[start of Input for this task]

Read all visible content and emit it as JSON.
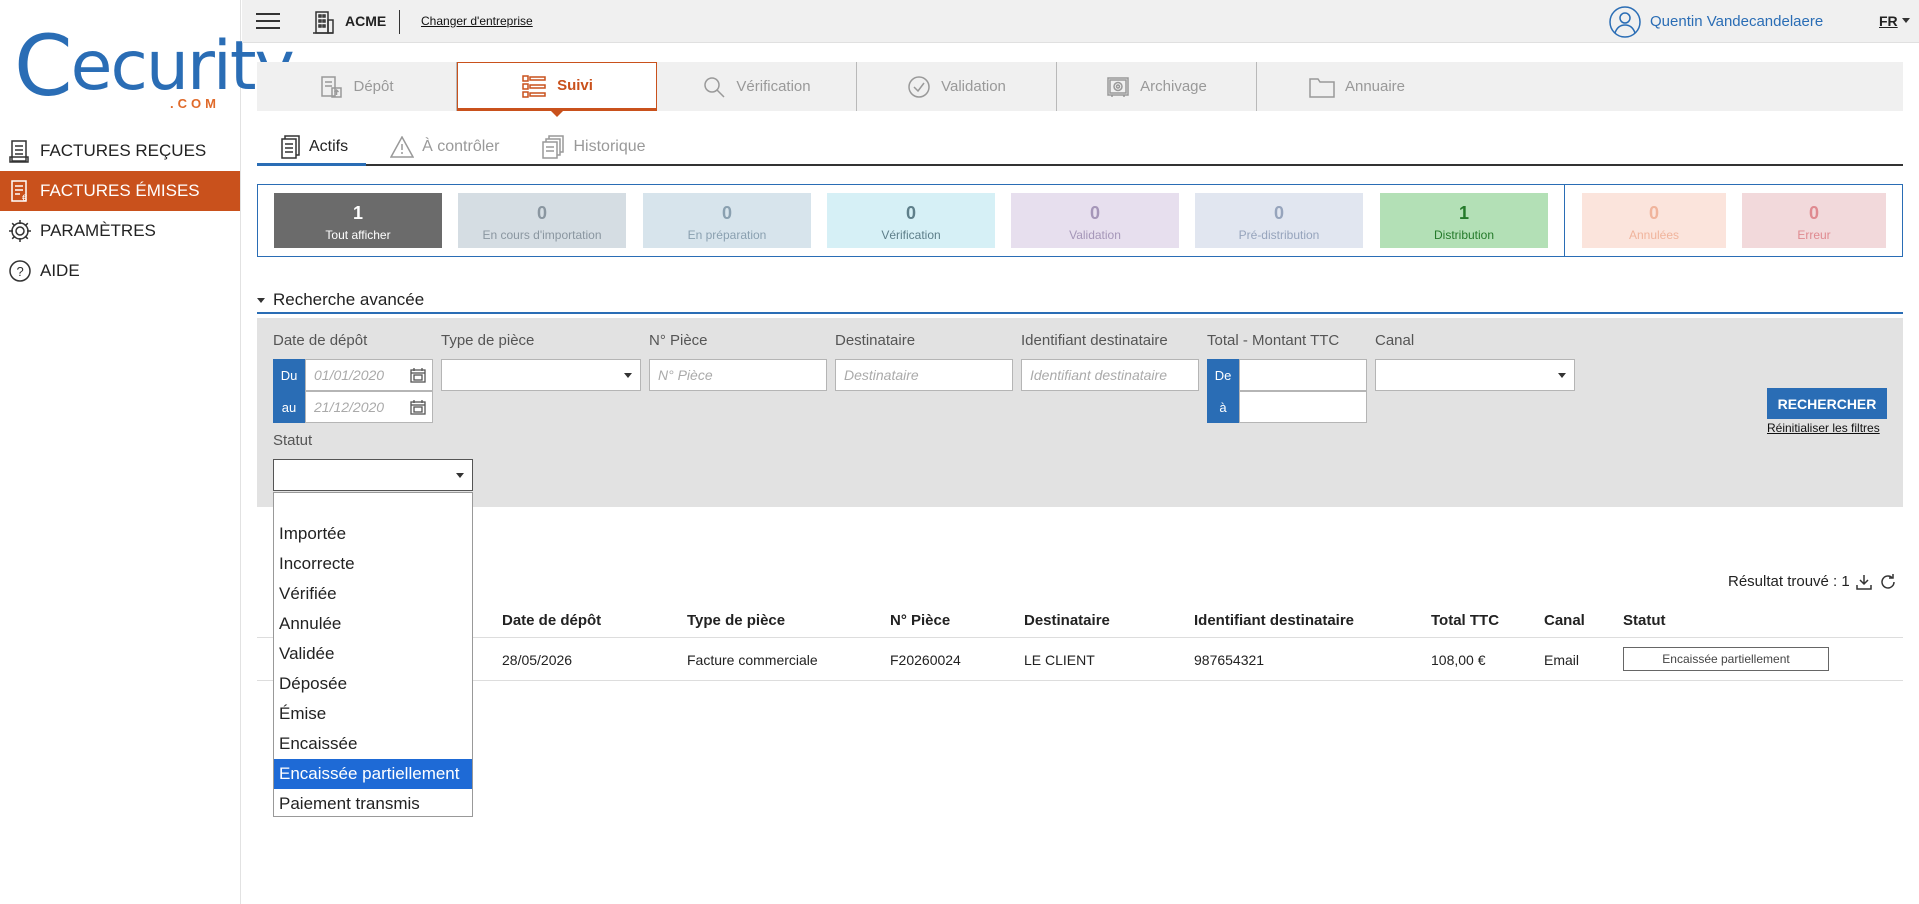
{
  "logo": {
    "brand": "ecurity",
    "c": "C",
    "domain": ".COM"
  },
  "sidebar": {
    "items": [
      {
        "label": "FACTURES REÇUES"
      },
      {
        "label": "FACTURES ÉMISES"
      },
      {
        "label": "PARAMÈTRES"
      },
      {
        "label": "AIDE"
      }
    ]
  },
  "topbar": {
    "company": "ACME",
    "change_company": "Changer d'entreprise",
    "user": "Quentin Vandecandelaere",
    "lang": "FR"
  },
  "main_tabs": [
    {
      "label": "Dépôt"
    },
    {
      "label": "Suivi"
    },
    {
      "label": "Vérification"
    },
    {
      "label": "Validation"
    },
    {
      "label": "Archivage"
    },
    {
      "label": "Annuaire"
    }
  ],
  "sub_tabs": [
    {
      "label": "Actifs"
    },
    {
      "label": "À contrôler"
    },
    {
      "label": "Historique"
    }
  ],
  "status_filters": [
    {
      "count": "1",
      "label": "Tout afficher",
      "bg": "#6b6b6b",
      "fg": "#ffffff"
    },
    {
      "count": "0",
      "label": "En cours d'importation",
      "bg": "#d5dde3",
      "fg": "#8a96a0"
    },
    {
      "count": "0",
      "label": "En préparation",
      "bg": "#d7e4ec",
      "fg": "#8aa0b0"
    },
    {
      "count": "0",
      "label": "Vérification",
      "bg": "#d6f0f6",
      "fg": "#5e7f8a"
    },
    {
      "count": "0",
      "label": "Validation",
      "bg": "#e7dfee",
      "fg": "#a596b8"
    },
    {
      "count": "0",
      "label": "Pré-distribution",
      "bg": "#e1e6f0",
      "fg": "#96a4bc"
    },
    {
      "count": "1",
      "label": "Distribution",
      "bg": "#b3e0b6",
      "fg": "#247a2a"
    },
    {
      "count": "0",
      "label": "Annulées",
      "bg": "#fbe4dc",
      "fg": "#f0b49c"
    },
    {
      "count": "0",
      "label": "Erreur",
      "bg": "#f2d9db",
      "fg": "#df8a90"
    }
  ],
  "search": {
    "title": "Recherche avancée",
    "date_label": "Date de dépôt",
    "du": "Du",
    "au": "au",
    "date_from_placeholder": "01/01/2020",
    "date_to_placeholder": "21/12/2020",
    "type_label": "Type de pièce",
    "piece_label": "N° Pièce",
    "piece_placeholder": "N° Pièce",
    "dest_label": "Destinataire",
    "dest_placeholder": "Destinataire",
    "dest_id_label": "Identifiant destinataire",
    "dest_id_placeholder": "Identifiant destinataire",
    "total_label": "Total - Montant TTC",
    "de": "De",
    "a": "à",
    "canal_label": "Canal",
    "statut_label": "Statut",
    "search_button": "RECHERCHER",
    "reset_link": "Réinitialiser les filtres"
  },
  "statut_options": [
    "Importée",
    "Incorrecte",
    "Vérifiée",
    "Annulée",
    "Validée",
    "Déposée",
    "Émise",
    "Encaissée",
    "Encaissée partiellement",
    "Paiement transmis"
  ],
  "statut_selected_index": 8,
  "results": {
    "count_text": "Résultat trouvé : 1",
    "columns": [
      "Date de dépôt",
      "Type de pièce",
      "N° Pièce",
      "Destinataire",
      "Identifiant destinataire",
      "Total TTC",
      "Canal",
      "Statut"
    ],
    "rows": [
      [
        "28/05/2026",
        "Facture commerciale",
        "F20260024",
        "LE CLIENT",
        "987654321",
        "108,00 €",
        "Email",
        "Encaissée partiellement"
      ]
    ]
  },
  "colors": {
    "accent_orange": "#c9511c",
    "accent_blue": "#2a6db5",
    "selected_blue": "#1e6ad6"
  }
}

[end of Input for this task]

# Work to do:
Search the material above for "Total". Pull out each line where it shows up.

# Correct result:
    "total_label": "Total - Montant TTC",
      "Total TTC",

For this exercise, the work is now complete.